> **GIVEN TEXT**:
------------------------------
Ayende @ Rahien

Refunds available at head office

Are you tripping on ACID? I think you forgot something…

After going over all the options for handling ACID, I am pretty convinced that the fsync approach isn’t a workable one for high speed transactional writes. It is just too expensive.

Indeed, when looking at how both SQL Server and Esent handle this, they are using unbufferred write through writes to handle this. Now, those are options that are available to us as well. We have the FILE_FLAG_WRITE_THROUGH and FILE_FLAG_NO_BUFFERING options with Windows (I’ll discuss Linux in another post).

Ususally FILE_FLAG_NO_BUFFERING is problematic, because it requires you to write with specific memory alignment. However, we are already doing only paged writes, so that isn’t an issue. We can already satisfy exactly what FILE_FLAG_NO_BUFFERING requires.

However, using FILE_FLAG_NO_BUFFERING comes with a cost. If you are using unbuffered I/O, you cannot be using the buffer cache. In fact, in order to test our code on cold start, we do an unbuffered I/O to reset it, and the results are pretty drastic.

However, the only place were we actually need to do all of this is in the journal file. And we only have a single active one at any given point in time. The problem is, of course, that we want to both read & write from the same file. So I decided to run some tests to see how the system will behave.
------------------------------
> **SUPPLIED INFORMATION**:
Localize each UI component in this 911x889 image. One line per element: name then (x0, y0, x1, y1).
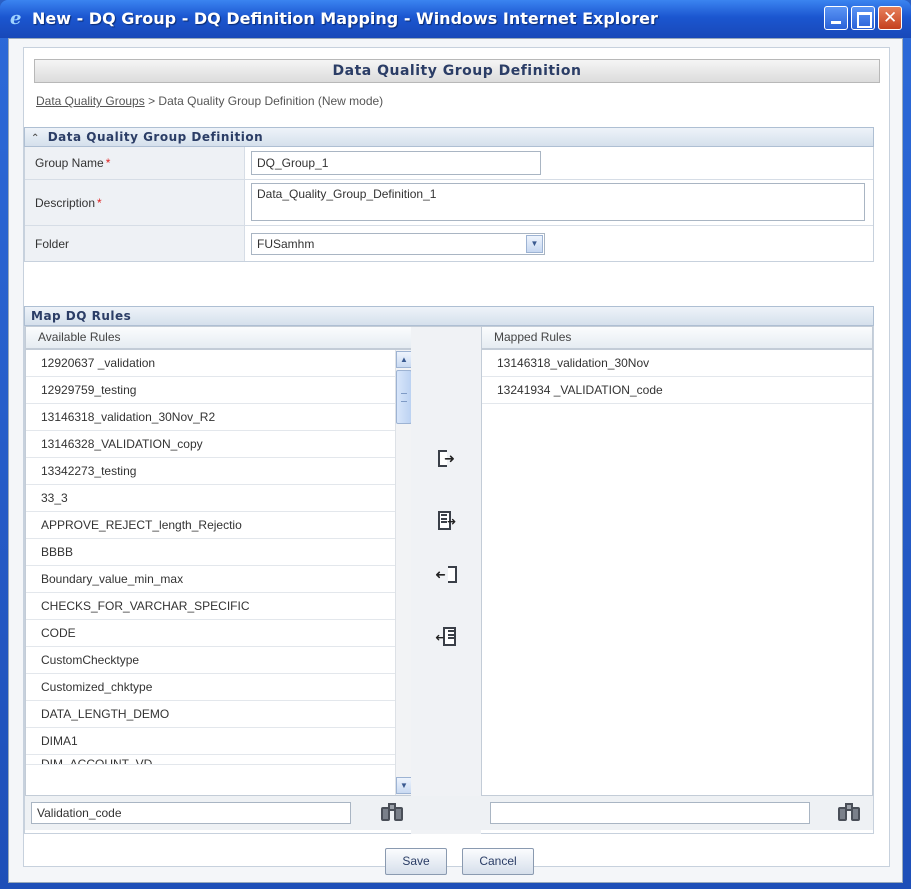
------------------------------
> **REQUIREMENTS**: Please rewrite the post on handling ACID from "After going over" to "what FILE_FLAG_NO_BUFFERING requires.", using "costly" in place of "expensive".

> **RESPONSE TO THE TASK**:
After going over all the options for handling ACID, I am pretty convinced that the fsync approach isn’t a workable one for high speed transactional writes. It is just too costly.

Indeed, when looking at how both SQL Server and Esent handle this, they are using unbufferred write through writes to handle this. Now, those are options that are available to us as well. We have the FILE_FLAG_WRITE_THROUGH and FILE_FLAG_NO_BUFFERING options with Windows (I’ll discuss Linux in another post).

Ususally FILE_FLAG_NO_BUFFERING is problematic, because it requires you to write with specific memory alignment. However, we are already doing only paged writes, so that isn’t an issue. We can already satisfy exactly what FILE_FLAG_NO_BUFFERING requires.